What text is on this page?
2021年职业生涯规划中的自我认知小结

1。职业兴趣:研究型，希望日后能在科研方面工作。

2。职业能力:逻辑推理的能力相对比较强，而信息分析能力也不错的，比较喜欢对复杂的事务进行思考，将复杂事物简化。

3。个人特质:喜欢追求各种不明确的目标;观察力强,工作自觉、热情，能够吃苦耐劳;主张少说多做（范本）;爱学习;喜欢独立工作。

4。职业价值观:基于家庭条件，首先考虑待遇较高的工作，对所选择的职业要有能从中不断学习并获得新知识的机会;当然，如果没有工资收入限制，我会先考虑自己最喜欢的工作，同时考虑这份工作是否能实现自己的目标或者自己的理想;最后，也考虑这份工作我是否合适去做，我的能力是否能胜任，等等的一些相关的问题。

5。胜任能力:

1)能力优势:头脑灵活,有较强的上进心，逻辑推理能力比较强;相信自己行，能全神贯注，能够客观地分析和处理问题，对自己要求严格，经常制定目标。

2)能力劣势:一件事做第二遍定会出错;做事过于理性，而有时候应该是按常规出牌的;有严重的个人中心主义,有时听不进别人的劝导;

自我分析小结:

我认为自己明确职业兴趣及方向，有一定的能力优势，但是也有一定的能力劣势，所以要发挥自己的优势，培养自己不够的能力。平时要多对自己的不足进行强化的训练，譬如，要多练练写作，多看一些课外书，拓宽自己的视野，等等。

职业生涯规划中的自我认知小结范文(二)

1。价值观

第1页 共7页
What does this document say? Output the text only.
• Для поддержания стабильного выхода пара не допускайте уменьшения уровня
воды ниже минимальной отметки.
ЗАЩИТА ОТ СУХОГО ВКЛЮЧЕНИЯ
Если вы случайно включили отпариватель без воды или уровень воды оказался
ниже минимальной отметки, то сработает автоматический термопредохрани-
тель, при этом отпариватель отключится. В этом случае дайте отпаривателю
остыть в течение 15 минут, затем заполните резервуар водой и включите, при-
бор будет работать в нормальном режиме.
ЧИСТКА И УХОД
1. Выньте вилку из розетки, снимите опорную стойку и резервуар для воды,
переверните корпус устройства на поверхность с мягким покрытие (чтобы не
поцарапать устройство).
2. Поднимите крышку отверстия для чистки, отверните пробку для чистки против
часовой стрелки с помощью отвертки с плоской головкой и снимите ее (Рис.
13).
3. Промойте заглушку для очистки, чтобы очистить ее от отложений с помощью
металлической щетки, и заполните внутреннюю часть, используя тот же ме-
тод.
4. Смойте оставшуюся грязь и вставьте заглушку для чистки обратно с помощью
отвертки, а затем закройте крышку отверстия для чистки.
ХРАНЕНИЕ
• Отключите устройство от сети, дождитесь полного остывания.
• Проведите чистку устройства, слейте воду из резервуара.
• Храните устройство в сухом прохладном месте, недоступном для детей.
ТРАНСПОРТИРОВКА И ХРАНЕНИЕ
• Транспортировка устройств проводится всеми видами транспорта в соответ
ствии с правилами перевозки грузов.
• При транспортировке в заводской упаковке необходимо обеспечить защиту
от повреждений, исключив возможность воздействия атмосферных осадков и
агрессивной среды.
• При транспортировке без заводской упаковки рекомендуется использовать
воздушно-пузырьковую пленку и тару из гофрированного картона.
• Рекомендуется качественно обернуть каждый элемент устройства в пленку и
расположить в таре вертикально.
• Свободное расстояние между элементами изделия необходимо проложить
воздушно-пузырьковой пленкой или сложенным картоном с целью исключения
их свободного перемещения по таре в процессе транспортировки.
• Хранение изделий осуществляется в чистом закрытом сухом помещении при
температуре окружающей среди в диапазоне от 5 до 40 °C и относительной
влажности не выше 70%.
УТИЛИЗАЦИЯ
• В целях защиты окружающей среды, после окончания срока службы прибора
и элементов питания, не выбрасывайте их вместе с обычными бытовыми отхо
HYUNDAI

•••••

Within the material above, find the lines that contain the word "затем"; copy them.

● PROBLEM SOLUTION
остыть в течение 15 минут, затем заполните резервуар водой и включите, при-
отвертки, а затем закройте крышку отверстия для чистки.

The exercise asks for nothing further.